### SET EXERCISE
For the data below, report only the number of lines containing the string "Wind".

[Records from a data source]

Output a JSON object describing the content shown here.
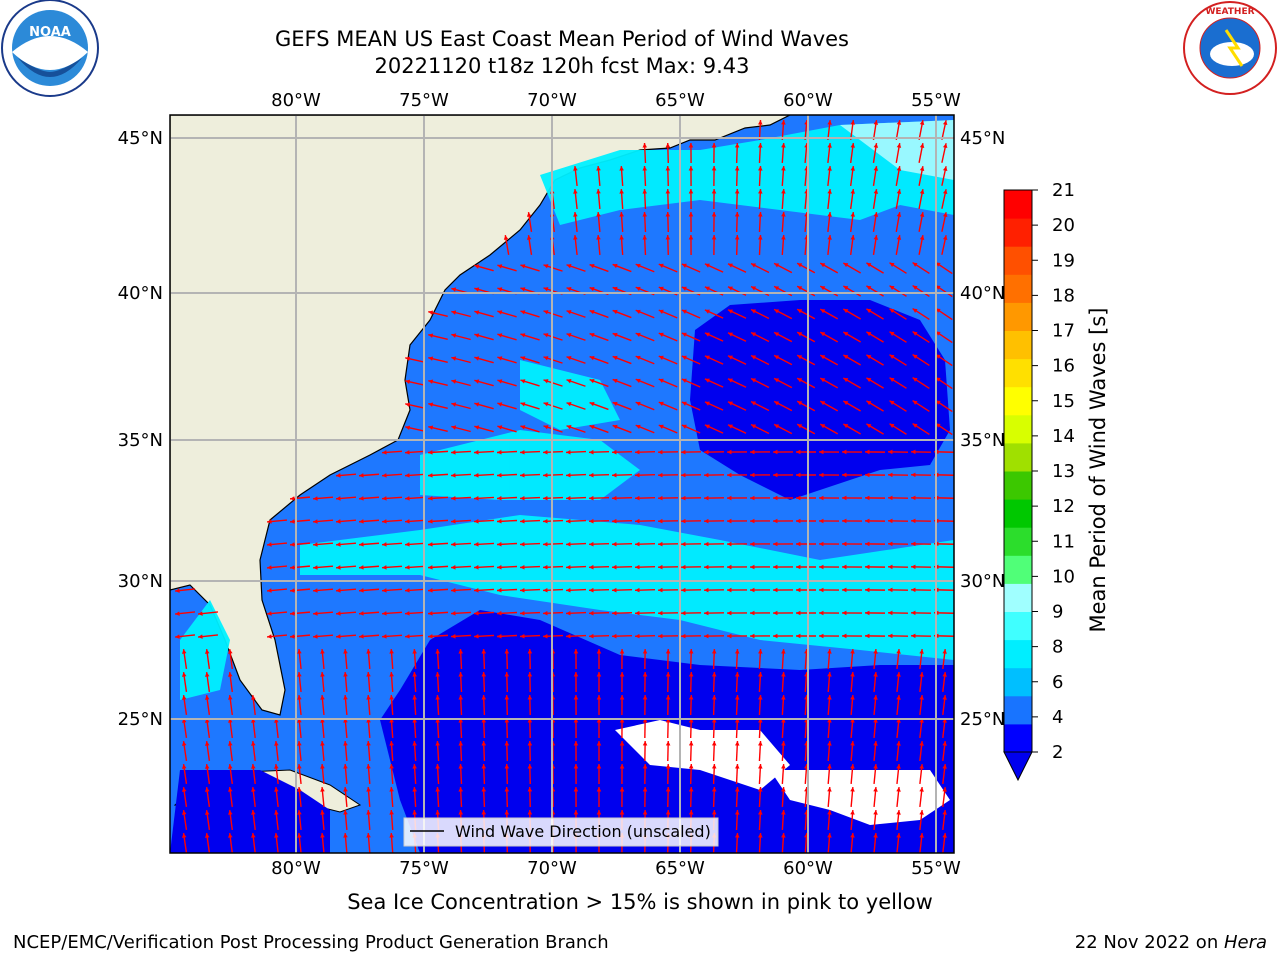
{
  "title_line1": "GEFS MEAN US East Coast Mean Period of Wind Waves",
  "title_line2": "20221120 t18z 120h fcst   Max: 9.43",
  "logos": {
    "left": "NOAA",
    "right": "NATIONAL WEATHER SERVICE"
  },
  "map": {
    "lon_ticks": [
      "80°W",
      "75°W",
      "70°W",
      "65°W",
      "60°W",
      "55°W"
    ],
    "lat_ticks": [
      "45°N",
      "40°N",
      "35°N",
      "30°N",
      "25°N"
    ],
    "legend_label": "Wind Wave Direction (unscaled)"
  },
  "colorbar": {
    "label": "Mean Period of Wind Waves [s]",
    "ticks": [
      "2",
      "4",
      "6",
      "8",
      "9",
      "10",
      "11",
      "12",
      "13",
      "14",
      "15",
      "16",
      "17",
      "18",
      "19",
      "20",
      "21"
    ],
    "colors": [
      "#0000ff",
      "#1874ff",
      "#00bfff",
      "#00eeff",
      "#40ffff",
      "#a0ffff",
      "#50ff78",
      "#2cdd2c",
      "#00c800",
      "#3cc800",
      "#a0e000",
      "#d8ff00",
      "#ffff00",
      "#ffe000",
      "#ffc000",
      "#ff9800",
      "#ff7000",
      "#ff5000",
      "#ff2000",
      "#ff0000"
    ]
  },
  "caption": "Sea Ice Concentration > 15% is shown in pink to yellow",
  "footer": {
    "left": "NCEP/EMC/Verification Post Processing Product Generation Branch",
    "date": "22 Nov 2022 on ",
    "host": "Hera"
  },
  "colors": {
    "land": "#eeeedc",
    "arrow": "#ff0000",
    "grid": "#b4b4b4",
    "low": "#1e78ff",
    "mid": "#00ffff",
    "deep": "#0000ee"
  }
}
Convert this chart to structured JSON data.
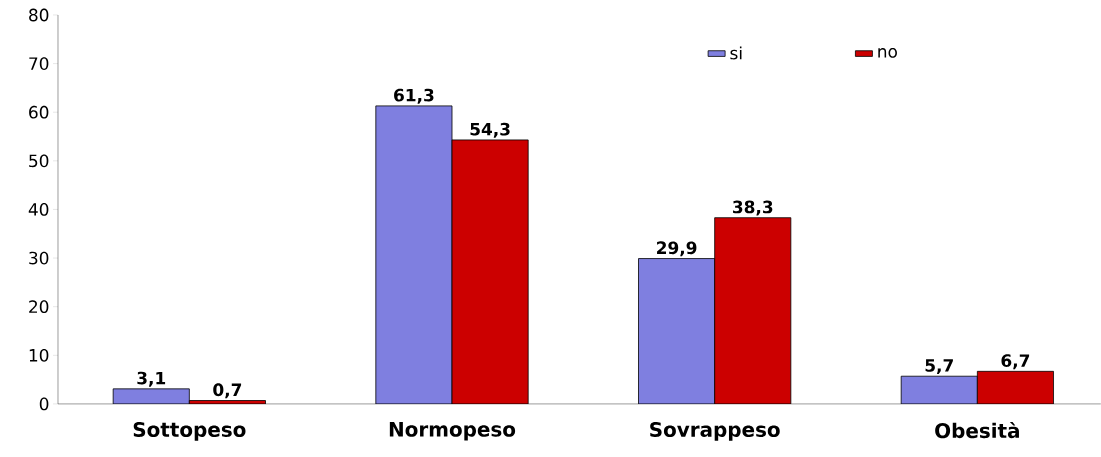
{
  "chart_data": {
    "type": "bar",
    "categories": [
      "Sottopeso",
      "Normopeso",
      "Sovrappeso",
      "Obesità"
    ],
    "series": [
      {
        "name": "si",
        "color": "#7f7fe0",
        "values": [
          3.1,
          61.3,
          29.9,
          5.7
        ],
        "value_labels": [
          "3,1",
          "61,3",
          "29,9",
          "5,7"
        ]
      },
      {
        "name": "no",
        "color": "#cc0000",
        "values": [
          0.7,
          54.3,
          38.3,
          6.7
        ],
        "value_labels": [
          "0,7",
          "54,3",
          "38,3",
          "6,7"
        ]
      }
    ],
    "ylim": [
      0,
      80
    ],
    "yticks": [
      0,
      10,
      20,
      30,
      40,
      50,
      60,
      70,
      80
    ],
    "grid": false,
    "legend": "top right"
  }
}
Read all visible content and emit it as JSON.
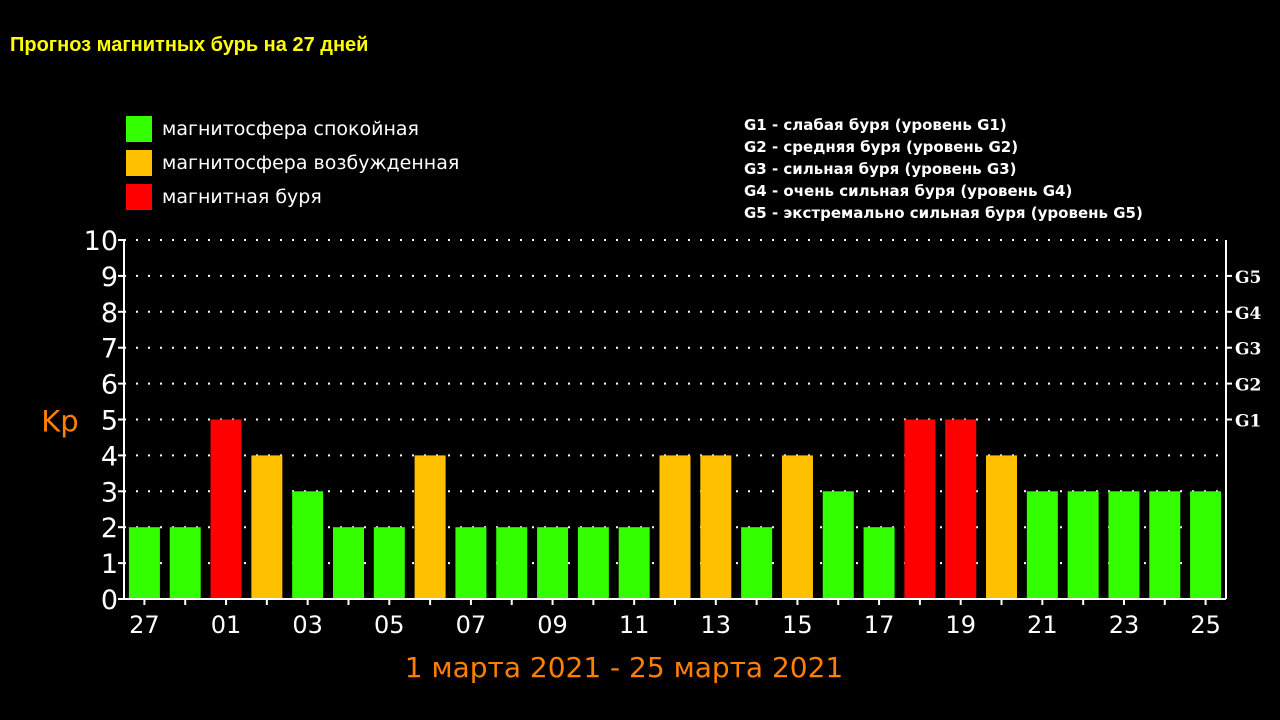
{
  "title": "Прогноз магнитных бурь на 27 дней",
  "legend": [
    {
      "label": "магнитосфера спокойная",
      "color": "#33ff00"
    },
    {
      "label": "магнитосфера возбужденная",
      "color": "#ffc000"
    },
    {
      "label": "магнитная буря",
      "color": "#ff0000"
    }
  ],
  "g_levels": [
    "G1 - слабая буря (уровень G1)",
    "G2 - средняя буря (уровень G2)",
    "G3 - сильная буря (уровень G3)",
    "G4 - очень сильная буря (уровень G4)",
    "G5 - экстремально сильная буря (уровень G5)"
  ],
  "chart_data": {
    "type": "bar",
    "ylabel": "Kp",
    "xlabel": "1 марта 2021 - 25 марта 2021",
    "ylim": [
      0,
      10
    ],
    "yticks": [
      "0",
      "1",
      "2",
      "3",
      "4",
      "5",
      "6",
      "7",
      "8",
      "9",
      "10"
    ],
    "right_ticks": [
      {
        "value": 5,
        "label": "G1"
      },
      {
        "value": 6,
        "label": "G2"
      },
      {
        "value": 7,
        "label": "G3"
      },
      {
        "value": 8,
        "label": "G4"
      },
      {
        "value": 9,
        "label": "G5"
      }
    ],
    "grid": true,
    "categories": [
      "27",
      "28",
      "01",
      "02",
      "03",
      "04",
      "05",
      "06",
      "07",
      "08",
      "09",
      "10",
      "11",
      "12",
      "13",
      "14",
      "15",
      "16",
      "17",
      "18",
      "19",
      "20",
      "21",
      "22",
      "23",
      "24",
      "25"
    ],
    "xtick_labels": [
      "27",
      "01",
      "03",
      "05",
      "07",
      "09",
      "11",
      "13",
      "15",
      "17",
      "19",
      "21",
      "23",
      "25"
    ],
    "values": [
      2,
      2,
      5,
      4,
      3,
      2,
      2,
      4,
      2,
      2,
      2,
      2,
      2,
      4,
      4,
      2,
      4,
      3,
      2,
      5,
      5,
      4,
      3,
      3,
      3,
      3,
      3
    ],
    "level_colors": {
      "quiet": "#33ff00",
      "active": "#ffc000",
      "storm": "#ff0000"
    },
    "axis_color": "#ffffff",
    "label_color": "#ff8000"
  }
}
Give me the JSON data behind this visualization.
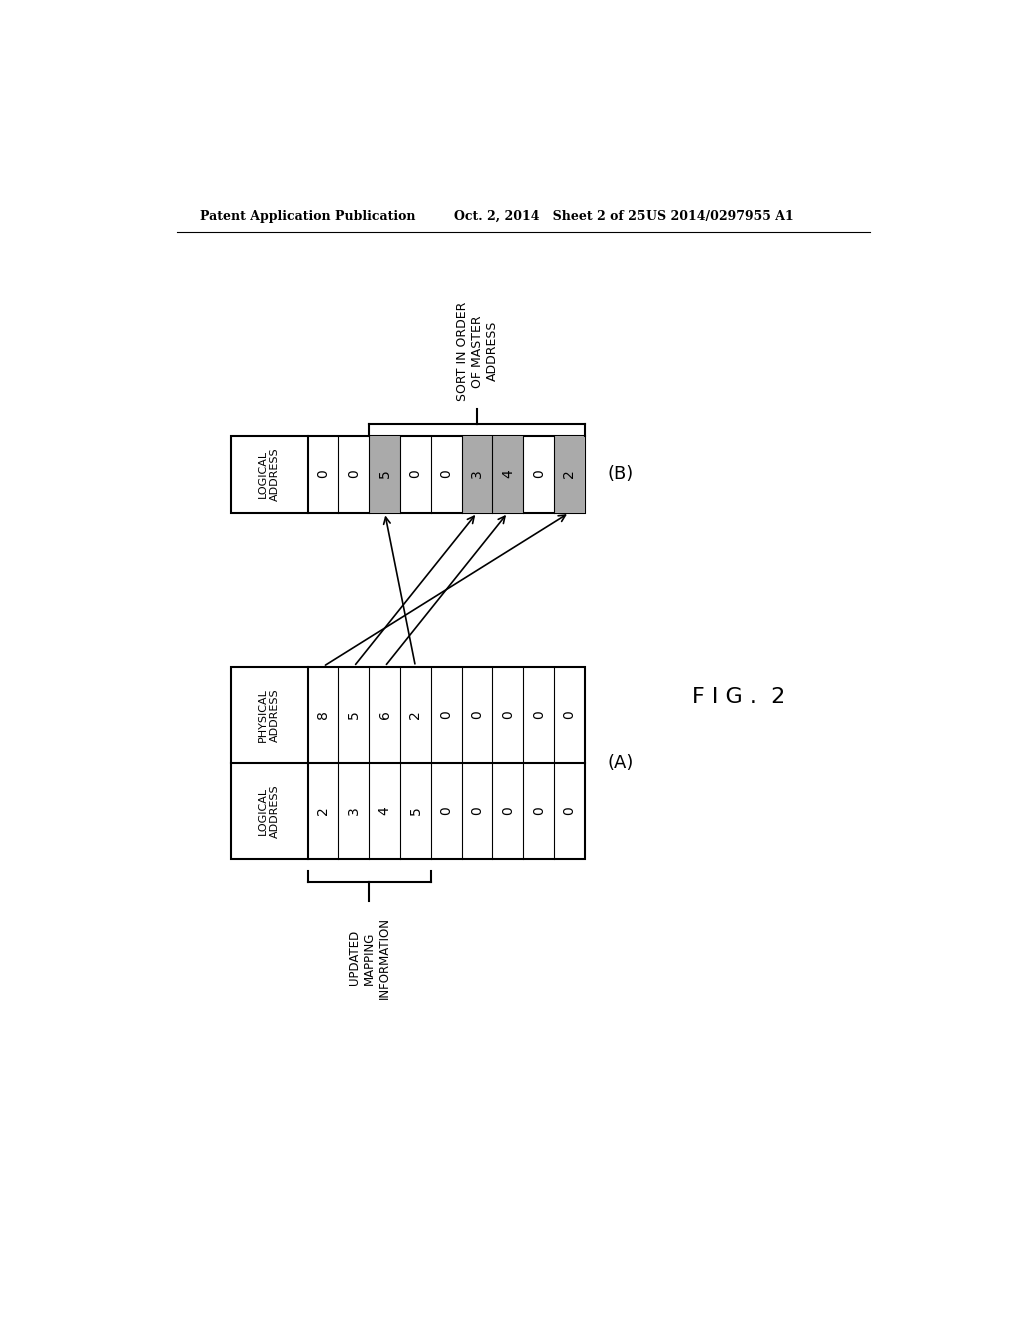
{
  "header_left": "Patent Application Publication",
  "header_mid": "Oct. 2, 2014   Sheet 2 of 25",
  "header_right": "US 2014/0297955 A1",
  "fig_label": "F I G .  2",
  "table_A_label": "(A)",
  "table_B_label": "(B)",
  "table_A_physical": [
    "8",
    "5",
    "6",
    "2",
    "0",
    "0",
    "0",
    "0",
    "0"
  ],
  "table_A_logical": [
    "2",
    "3",
    "4",
    "5",
    "0",
    "0",
    "0",
    "0",
    "0"
  ],
  "table_A_phys_header": "PHYSICAL\nADDRESS",
  "table_A_log_header": "LOGICAL\nADDRESS",
  "table_B_values": [
    "0",
    "0",
    "5",
    "0",
    "0",
    "3",
    "4",
    "0",
    "2"
  ],
  "table_B_log_header": "LOGICAL\nADDRESS",
  "table_B_shaded_indices": [
    2,
    5,
    6,
    8
  ],
  "updated_mapping_label": "UPDATED\nMAPPING\nINFORMATION",
  "sort_label": "SORT IN ORDER\nOF MASTER\nADDRESS",
  "shaded_color": "#aaaaaa",
  "background_color": "#ffffff",
  "n_data_cols": 9,
  "arrow_mappings": [
    {
      "from_col": 2,
      "to_col": 3
    },
    {
      "from_col": 5,
      "to_col": 1
    },
    {
      "from_col": 6,
      "to_col": 2
    },
    {
      "from_col": 8,
      "to_col": 0
    }
  ]
}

### RESULT BELOW
3